## STATED TASK:
Copy every line of the entries below word for word, omitting the pictures.

## Box coordinate listings:
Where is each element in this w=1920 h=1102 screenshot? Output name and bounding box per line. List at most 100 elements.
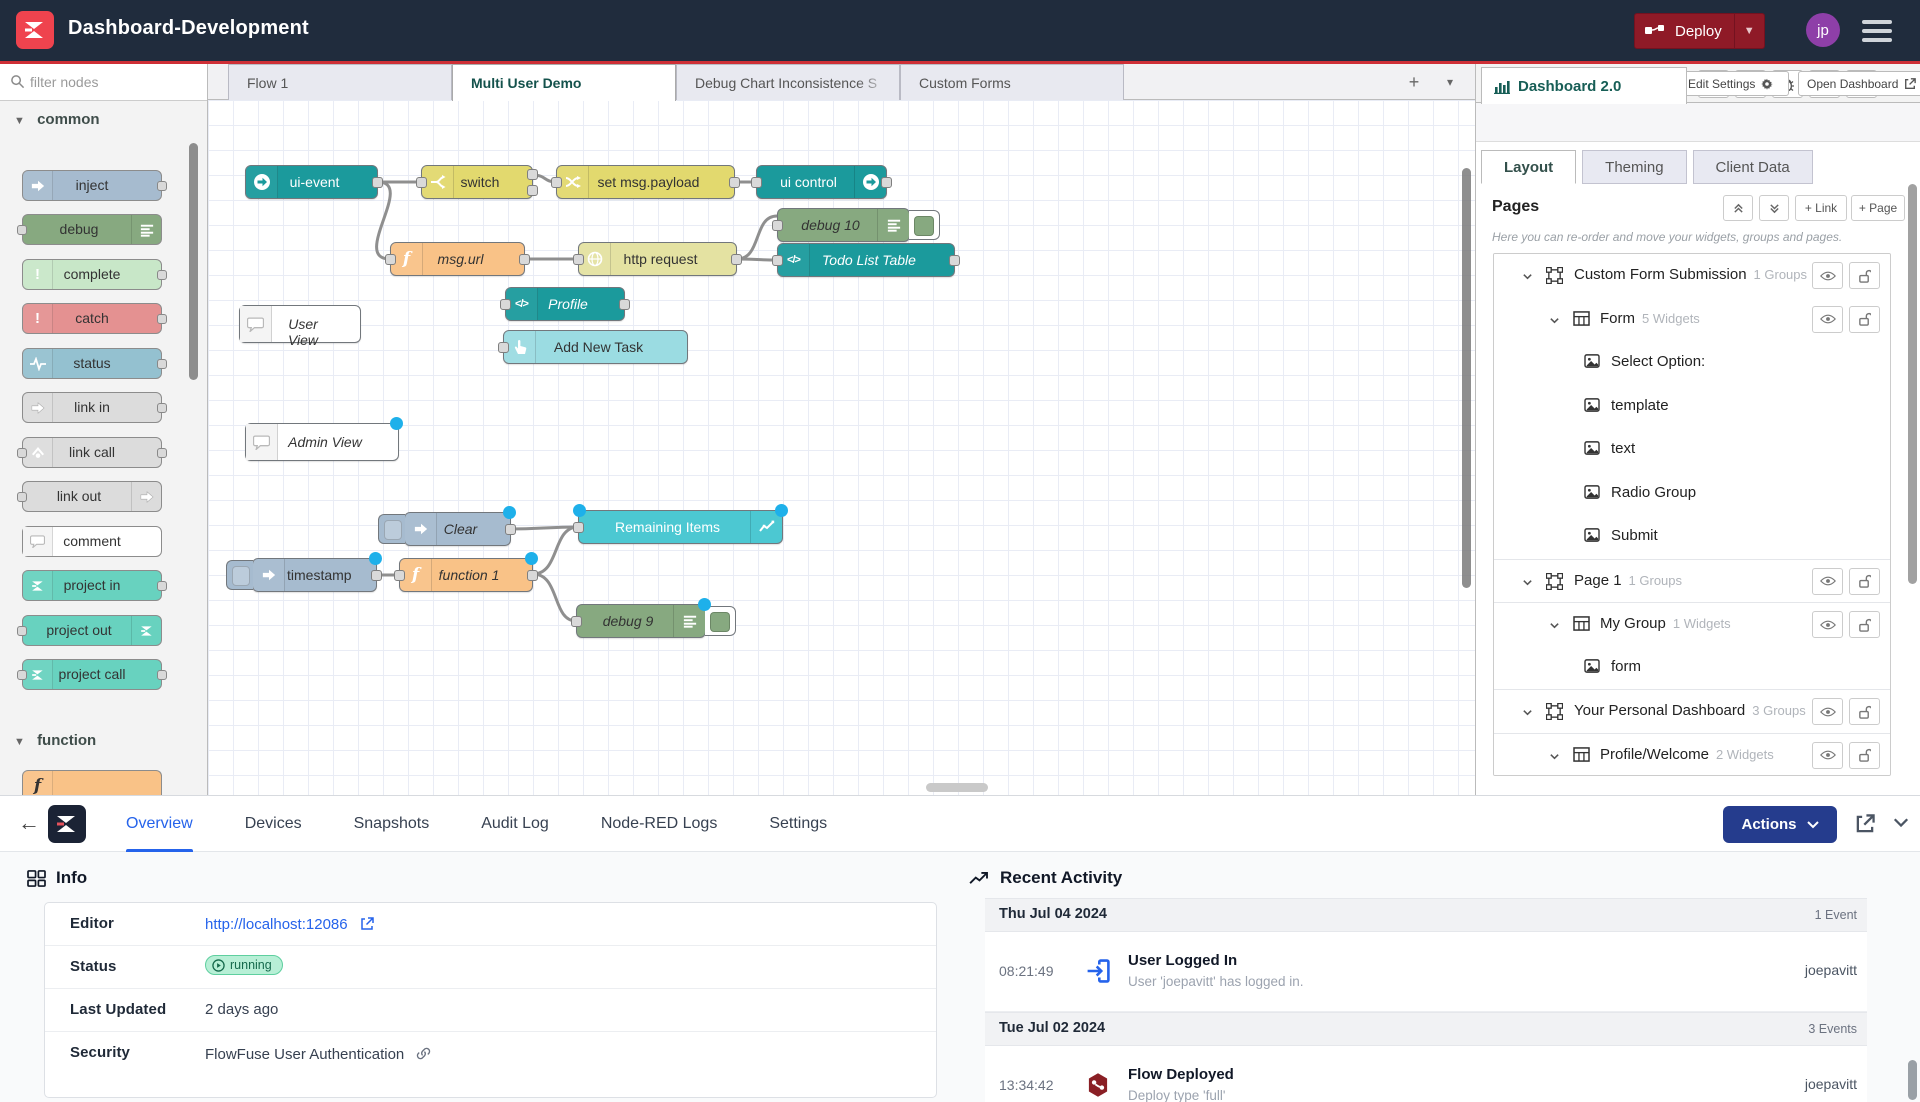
flow-node-switch[interactable]: switch (421, 165, 533, 199)
port-out[interactable] (527, 570, 538, 581)
inject-button[interactable] (378, 514, 405, 544)
tree-row-widget[interactable]: text (1494, 428, 1890, 472)
palette-section-common[interactable]: ▼ common (14, 111, 100, 128)
port-in[interactable] (551, 177, 562, 188)
palette-node-inject[interactable]: inject (22, 170, 162, 201)
palette-scrollbar[interactable] (189, 143, 198, 380)
tree-row-widget[interactable]: Select Option: (1494, 341, 1890, 385)
edit-settings-button[interactable]: Edit Settings (1679, 71, 1789, 96)
palette-node-debug[interactable]: debug (22, 214, 162, 245)
port-in[interactable] (772, 255, 783, 266)
flow-canvas[interactable]: ui-event switch set msg.payload ui contr… (208, 100, 1475, 795)
collapse-all-icon[interactable] (1723, 195, 1753, 221)
flow-list-icon[interactable]: ▾ (1436, 69, 1464, 95)
port-out[interactable] (729, 177, 740, 188)
chevron-down-icon[interactable] (1522, 269, 1533, 287)
tab-client-data[interactable]: Client Data (1693, 150, 1813, 184)
port-out[interactable] (157, 581, 167, 591)
port-out[interactable] (731, 254, 742, 265)
unlock-icon[interactable] (1849, 742, 1880, 769)
sidebar-scrollbar[interactable] (1908, 184, 1917, 584)
canvas-vertical-scrollbar[interactable] (1462, 168, 1471, 588)
palette-node-complete[interactable]: ! complete (22, 259, 162, 290)
port-in[interactable] (573, 254, 584, 265)
tab-theming[interactable]: Theming (1582, 150, 1686, 184)
palette-node-project-out[interactable]: project out (22, 615, 162, 646)
port-out[interactable] (157, 181, 167, 191)
wire[interactable] (533, 527, 578, 574)
tree-row-widget[interactable]: Submit (1494, 515, 1890, 559)
tree-row-widget[interactable]: template (1494, 385, 1890, 429)
flow-node-clear-inject[interactable]: Clear (404, 512, 511, 546)
port-in[interactable] (17, 225, 27, 235)
wire[interactable] (737, 216, 777, 259)
wire[interactable] (533, 574, 576, 621)
chain-link-icon[interactable] (416, 1048, 431, 1065)
flow-node-change[interactable]: set msg.payload (556, 165, 735, 199)
port-out[interactable] (157, 270, 167, 280)
port-in[interactable] (751, 177, 762, 188)
tree-row-page[interactable]: Custom Form Submission1 Groups (1494, 254, 1890, 298)
port-in[interactable] (17, 492, 27, 502)
palette-node-project-call[interactable]: project call (22, 659, 162, 690)
menu-icon[interactable] (1862, 20, 1892, 42)
chevron-down-icon[interactable] (1522, 575, 1533, 593)
port-in[interactable] (385, 254, 396, 265)
tab-settings[interactable]: Settings (743, 796, 853, 852)
flow-node-ui-event[interactable]: ui-event (245, 165, 378, 199)
tree-row-group[interactable]: Profile/Welcome2 Widgets (1494, 733, 1890, 777)
unlock-icon[interactable] (1849, 262, 1880, 289)
flow-tab-3[interactable]: Debug Chart Inconsistence S (676, 64, 900, 100)
port-out[interactable] (949, 255, 960, 266)
avatar[interactable]: jp (1806, 13, 1840, 47)
flow-node-profile[interactable]: </> Profile (505, 287, 625, 321)
unlock-icon[interactable] (1849, 698, 1880, 725)
palette-node-status[interactable]: status (22, 348, 162, 379)
tree-row-group[interactable]: My Group1 Widgets (1494, 602, 1890, 646)
flow-node-todo-list-table[interactable]: </> Todo List Table (777, 243, 955, 277)
wire[interactable] (377, 182, 391, 259)
actions-button[interactable]: Actions (1723, 806, 1837, 843)
port-in[interactable] (17, 626, 27, 636)
flow-node-user-view-comment[interactable]: User View (239, 305, 361, 343)
flow-node-add-new-task[interactable]: Add New Task (503, 330, 688, 364)
filter-nodes-input[interactable] (30, 64, 200, 100)
tree-row-page[interactable]: Your Personal Dashboard3 Groups (1494, 689, 1890, 733)
debug-toggle-button[interactable] (705, 606, 736, 636)
port-out[interactable] (619, 299, 630, 310)
flow-node-msg-url[interactable]: f msg.url (390, 242, 525, 276)
flow-node-debug-10[interactable]: debug 10 (777, 208, 910, 242)
activity-event[interactable]: 08:21:49 User Logged In User 'joepavitt'… (985, 932, 1867, 1012)
palette-node-link-in[interactable]: link in (22, 392, 162, 423)
flow-tab-2-active[interactable]: Multi User Demo (452, 64, 676, 101)
port-out[interactable] (881, 177, 892, 188)
port-out[interactable] (157, 403, 167, 413)
unlock-icon[interactable] (1849, 568, 1880, 595)
tree-row-widget[interactable]: Radio Group (1494, 472, 1890, 516)
tab-audit-log[interactable]: Audit Log (455, 796, 575, 852)
expand-all-icon[interactable] (1759, 195, 1789, 221)
port-in[interactable] (17, 448, 27, 458)
canvas-horizontal-scrollbar[interactable] (926, 783, 988, 792)
flow-tab-1[interactable]: Flow 1 (228, 64, 452, 100)
back-arrow-icon[interactable]: ← (18, 810, 40, 836)
port-in[interactable] (17, 670, 27, 680)
chevron-down-icon[interactable] (1549, 749, 1560, 767)
open-dashboard-button[interactable]: Open Dashboard (1798, 71, 1920, 96)
port-out[interactable] (157, 314, 167, 324)
chevron-down-icon[interactable] (1549, 618, 1560, 636)
tree-row-widget[interactable]: form (1494, 646, 1890, 690)
visibility-eye-icon[interactable] (1812, 611, 1843, 638)
debug-toggle-button[interactable] (909, 210, 940, 240)
add-page-button[interactable]: + Page (1851, 195, 1905, 221)
tab-layout[interactable]: Layout (1481, 150, 1576, 184)
port-in[interactable] (416, 177, 427, 188)
external-link-icon[interactable] (360, 918, 374, 935)
tab-snapshots[interactable]: Snapshots (328, 796, 456, 852)
tab-devices[interactable]: Devices (219, 796, 328, 852)
port-out-2[interactable] (527, 185, 538, 196)
palette-node-project-in[interactable]: project in (22, 570, 162, 601)
palette-node-catch[interactable]: ! catch (22, 303, 162, 334)
port-out[interactable] (505, 524, 516, 535)
flow-node-http-request[interactable]: http request (578, 242, 737, 276)
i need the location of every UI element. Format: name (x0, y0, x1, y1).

## WRITTEN REPLY:
Where is each element in this w=1920 h=1102 screenshot? Output name and bounding box per line. List at most 100 elements.
flow-node-switch[interactable]: switch (421, 165, 533, 199)
port-out[interactable] (527, 570, 538, 581)
inject-button[interactable] (378, 514, 405, 544)
tree-row-widget[interactable]: text (1494, 428, 1890, 472)
palette-section-common[interactable]: ▼ common (14, 111, 100, 128)
port-in[interactable] (551, 177, 562, 188)
palette-node-inject[interactable]: inject (22, 170, 162, 201)
palette-scrollbar[interactable] (189, 143, 198, 380)
tree-row-widget[interactable]: Select Option: (1494, 341, 1890, 385)
edit-settings-button[interactable]: Edit Settings (1679, 71, 1789, 96)
palette-node-debug[interactable]: debug (22, 214, 162, 245)
port-in[interactable] (772, 255, 783, 266)
flow-canvas[interactable]: ui-event switch set msg.payload ui contr… (208, 100, 1475, 795)
collapse-all-icon[interactable] (1723, 195, 1753, 221)
flow-list-icon[interactable]: ▾ (1436, 69, 1464, 95)
port-out[interactable] (729, 177, 740, 188)
chevron-down-icon[interactable] (1522, 269, 1533, 287)
tab-client-data[interactable]: Client Data (1693, 150, 1813, 184)
port-out[interactable] (157, 581, 167, 591)
port-out[interactable] (731, 254, 742, 265)
unlock-icon[interactable] (1849, 742, 1880, 769)
sidebar-scrollbar[interactable] (1908, 184, 1917, 584)
canvas-vertical-scrollbar[interactable] (1462, 168, 1471, 588)
palette-node-complete[interactable]: ! complete (22, 259, 162, 290)
port-in[interactable] (573, 254, 584, 265)
tab-theming[interactable]: Theming (1582, 150, 1686, 184)
palette-node-project-out[interactable]: project out (22, 615, 162, 646)
port-out[interactable] (157, 181, 167, 191)
wire[interactable] (533, 527, 578, 574)
tree-row-widget[interactable]: Submit (1494, 515, 1890, 559)
tree-row-widget[interactable]: template (1494, 385, 1890, 429)
flow-node-clear-inject[interactable]: Clear (404, 512, 511, 546)
port-in[interactable] (17, 225, 27, 235)
wire[interactable] (737, 216, 777, 259)
wire[interactable] (533, 574, 576, 621)
chain-link-icon[interactable] (416, 1048, 431, 1065)
flow-node-change[interactable]: set msg.payload (556, 165, 735, 199)
port-out[interactable] (157, 270, 167, 280)
port-in[interactable] (751, 177, 762, 188)
tree-row-page[interactable]: Custom Form Submission1 Groups (1494, 254, 1890, 298)
port-in[interactable] (17, 492, 27, 502)
palette-node-project-call[interactable]: project call (22, 659, 162, 690)
menu-icon[interactable] (1862, 20, 1892, 42)
chevron-down-icon[interactable] (1522, 575, 1533, 593)
port-in[interactable] (385, 254, 396, 265)
tab-settings[interactable]: Settings (743, 796, 853, 852)
flow-node-ui-event[interactable]: ui-event (245, 165, 378, 199)
tree-row-group[interactable]: Profile/Welcome2 Widgets (1494, 733, 1890, 777)
unlock-icon[interactable] (1849, 262, 1880, 289)
flow-tab-3[interactable]: Debug Chart Inconsistence S (676, 64, 900, 100)
port-out[interactable] (949, 255, 960, 266)
avatar[interactable]: jp (1806, 13, 1840, 47)
flow-node-profile[interactable]: </> Profile (505, 287, 625, 321)
unlock-icon[interactable] (1849, 698, 1880, 725)
palette-node-status[interactable]: status (22, 348, 162, 379)
tree-row-group[interactable]: My Group1 Widgets (1494, 602, 1890, 646)
flow-node-todo-list-table[interactable]: </> Todo List Table (777, 243, 955, 277)
wire[interactable] (377, 182, 391, 259)
actions-button[interactable]: Actions (1723, 806, 1837, 843)
port-in[interactable] (17, 626, 27, 636)
flow-node-user-view-comment[interactable]: User View (239, 305, 361, 343)
flow-node-add-new-task[interactable]: Add New Task (503, 330, 688, 364)
filter-nodes-input[interactable] (30, 64, 200, 100)
tree-row-page[interactable]: Your Personal Dashboard3 Groups (1494, 689, 1890, 733)
debug-toggle-button[interactable] (705, 606, 736, 636)
port-out[interactable] (619, 299, 630, 310)
flow-node-msg-url[interactable]: f msg.url (390, 242, 525, 276)
flow-node-debug-10[interactable]: debug 10 (777, 208, 910, 242)
activity-event[interactable]: 08:21:49 User Logged In User 'joepavitt'… (985, 932, 1867, 1012)
palette-node-link-in[interactable]: link in (22, 392, 162, 423)
flow-tab-2-active[interactable]: Multi User Demo (452, 64, 676, 101)
port-out[interactable] (881, 177, 892, 188)
port-out[interactable] (157, 403, 167, 413)
unlock-icon[interactable] (1849, 568, 1880, 595)
tree-row-widget[interactable]: Radio Group (1494, 472, 1890, 516)
tab-audit-log[interactable]: Audit Log (455, 796, 575, 852)
expand-all-icon[interactable] (1759, 195, 1789, 221)
port-in[interactable] (17, 448, 27, 458)
canvas-horizontal-scrollbar[interactable] (926, 783, 988, 792)
flow-tab-1[interactable]: Flow 1 (228, 64, 452, 100)
back-arrow-icon[interactable]: ← (18, 810, 40, 836)
port-in[interactable] (17, 670, 27, 680)
chevron-down-icon[interactable] (1549, 749, 1560, 767)
open-dashboard-button[interactable]: Open Dashboard (1798, 71, 1920, 96)
port-out[interactable] (157, 314, 167, 324)
chevron-down-icon[interactable] (1549, 618, 1560, 636)
tree-row-widget[interactable]: form (1494, 646, 1890, 690)
visibility-eye-icon[interactable] (1812, 611, 1843, 638)
debug-toggle-button[interactable] (909, 210, 940, 240)
add-page-button[interactable]: + Page (1851, 195, 1905, 221)
tab-layout[interactable]: Layout (1481, 150, 1576, 184)
port-in[interactable] (416, 177, 427, 188)
external-link-icon[interactable] (360, 918, 374, 935)
tab-snapshots[interactable]: Snapshots (328, 796, 456, 852)
tab-devices[interactable]: Devices (219, 796, 328, 852)
port-out-2[interactable] (527, 185, 538, 196)
palette-node-project-in[interactable]: project in (22, 570, 162, 601)
palette-node-catch[interactable]: ! catch (22, 303, 162, 334)
port-out[interactable] (505, 524, 516, 535)
flow-node-http-request[interactable]: http request (578, 242, 737, 276)
i need the location of every UI element. Format: name (x0, y0, x1, y1).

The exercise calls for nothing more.